* _EXERCISE DESCRIPTION_
According to the passage on the speaker crossover build, how many pairs of binding posts did each crossover require with the binding post bypass method?

* _PASSAGE GIVEN_
Above is a close-up of the breadboard version of the treble energy & treble roll-off level controls for the high frequency section of the crossover. With this design I have to move the two lead wires with the red heat shrink around on the setscrew lugs to change the treble energy & treble roll-off settings, but maintaining the purity of the signal more than makes up for the nuisance of having to loosen a screw and move a wire.
Binding Post Bypass Method: One of Mark Coles' suggestions was to use the binding post bypass method for connecting the speaker cables from the amplifiers to the crossovers, and the internal cables from the WRSEs to the crossovers. With the binding post bypass method, the binding posts are not in the circuit, they're just used to clamp wires together from the crossover to the cables from the WRSE & the amplifiers, eliminating another potential signal degrading connector material from the signal path. With the binding post bypass strategy, each crossover required 4 pairs of binding posts, or a total of 8 for both channels. You don't need fancy binding posts with this strategy, as they're not in the circuit, they're just used as a clamp to clamp wires and cables together. I bought 10 pairs (2 spares) of the Dayton Audio BPA-38G HD Binding Posts from Parts Express at $7.94/pair.

* _DATA EXCERPT_
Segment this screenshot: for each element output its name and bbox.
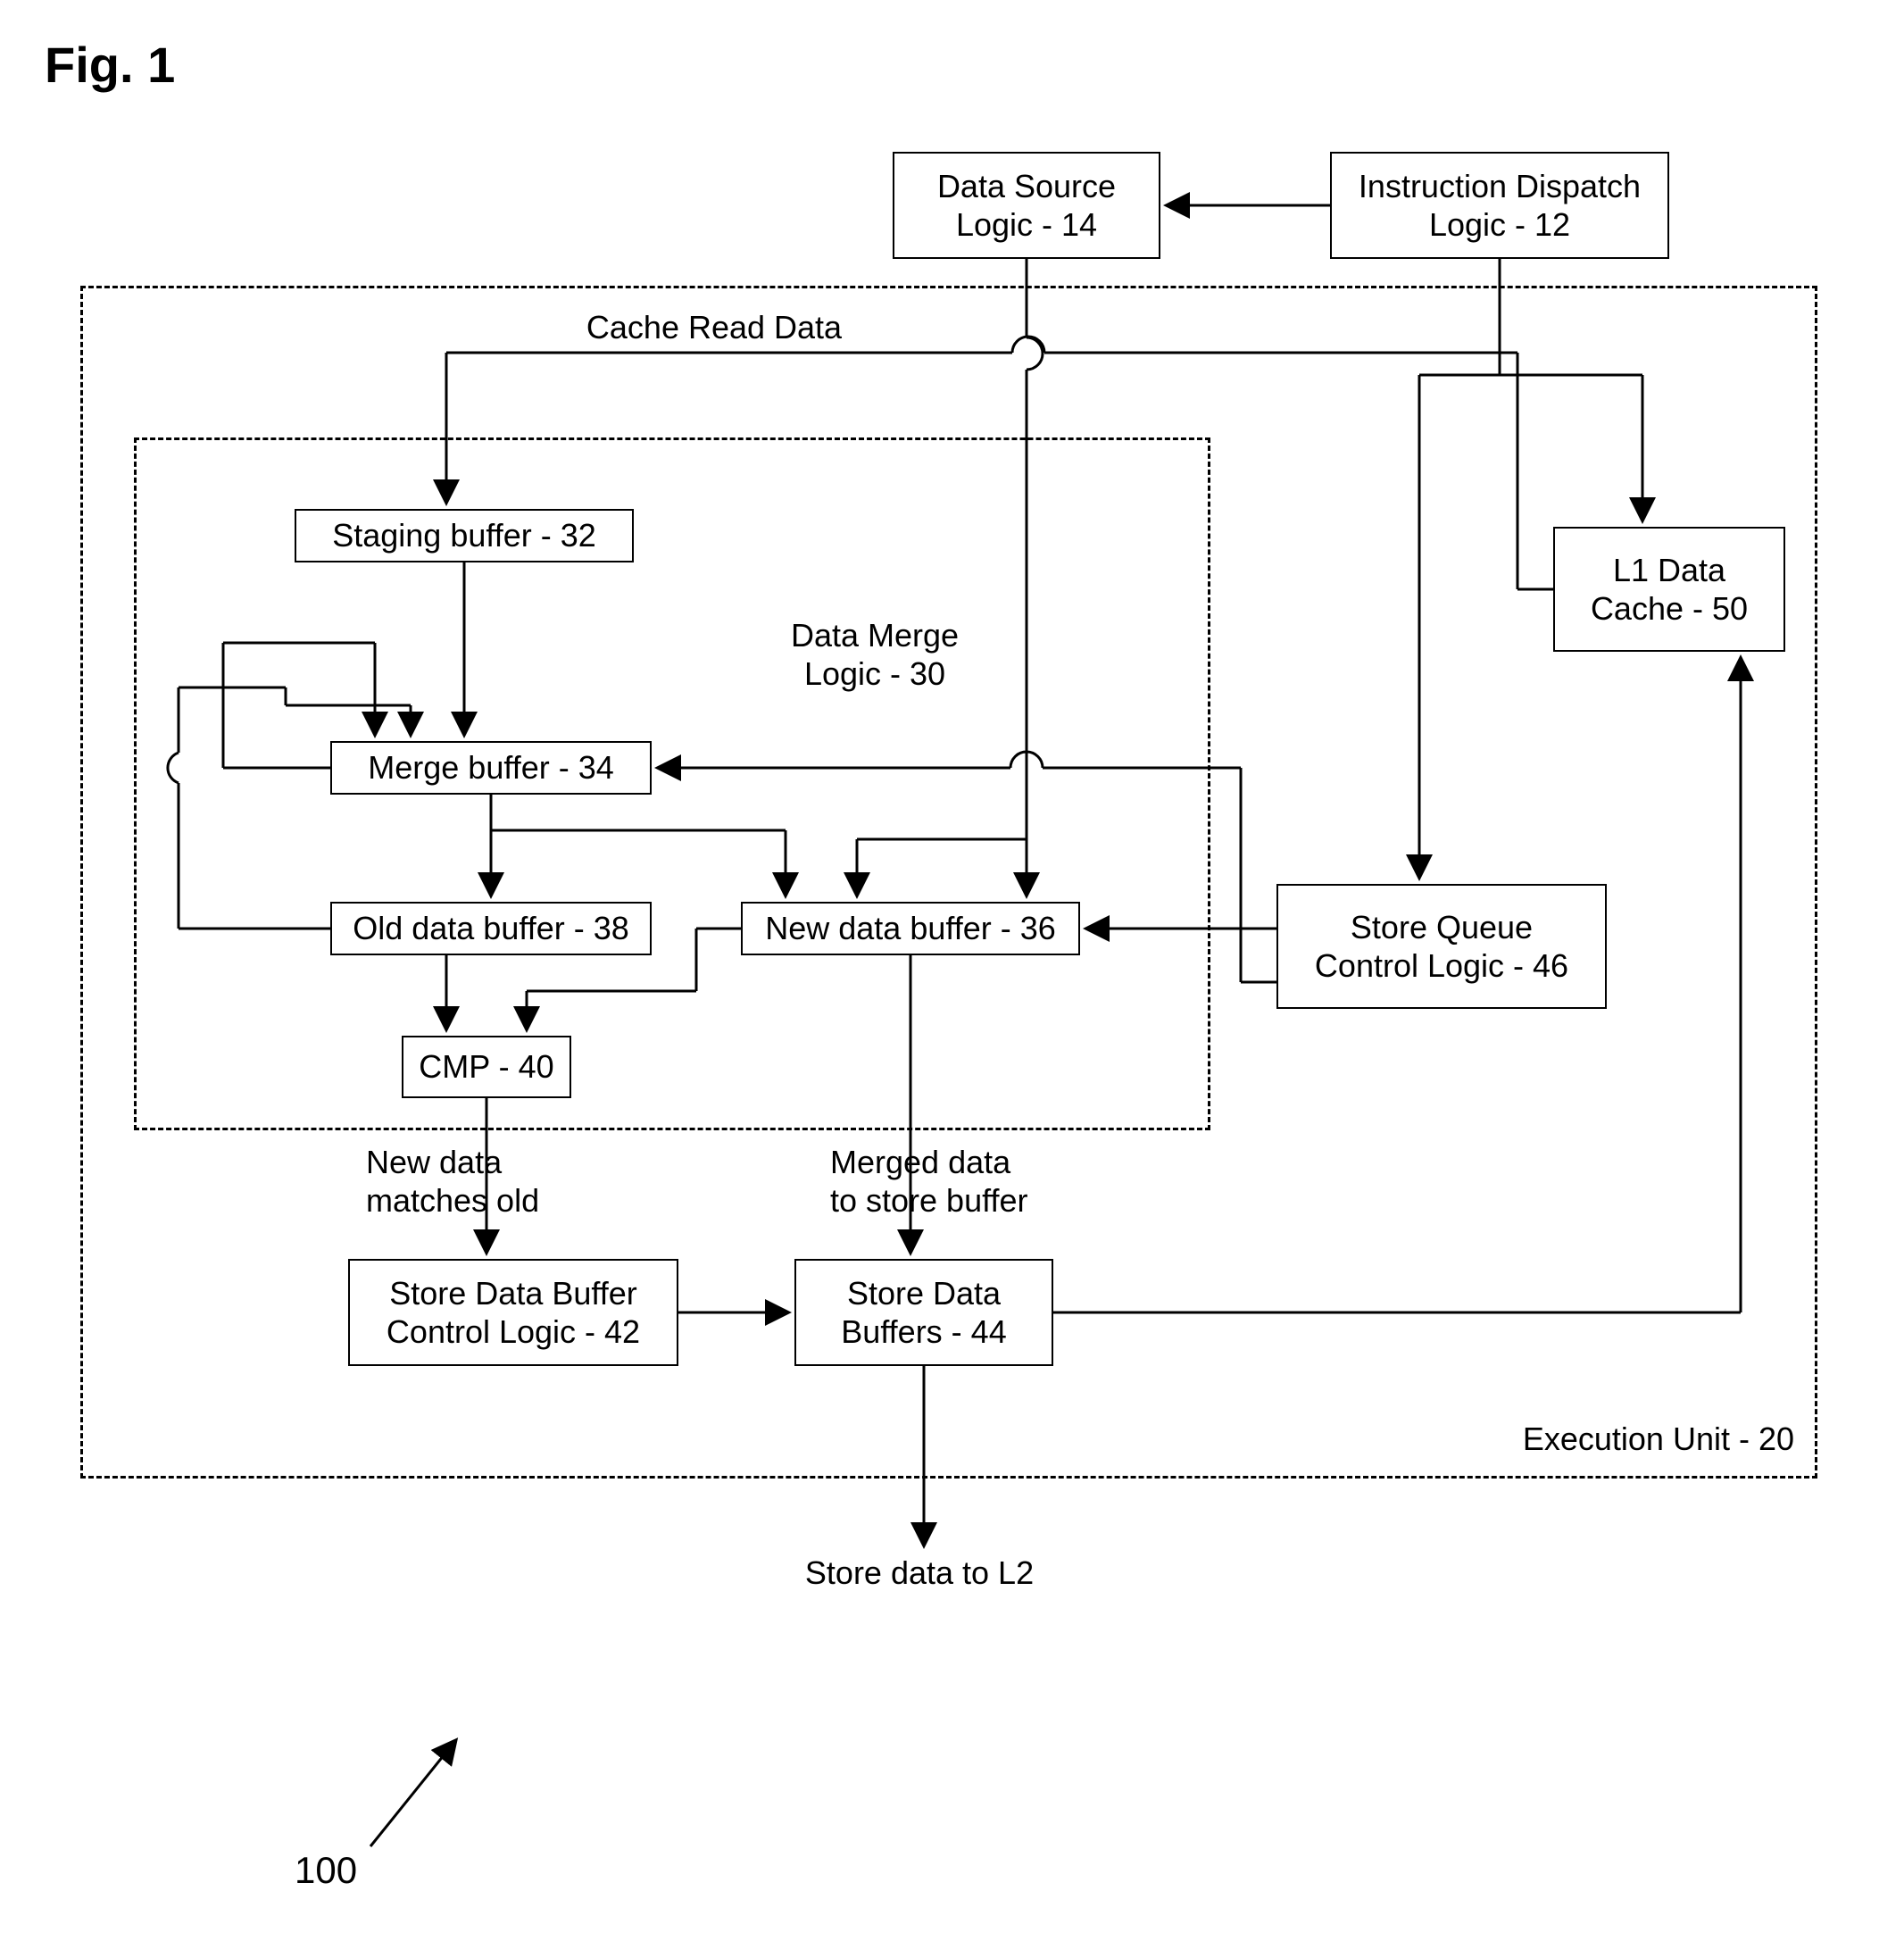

* _CORRECT RESPONSE_
Four pairs.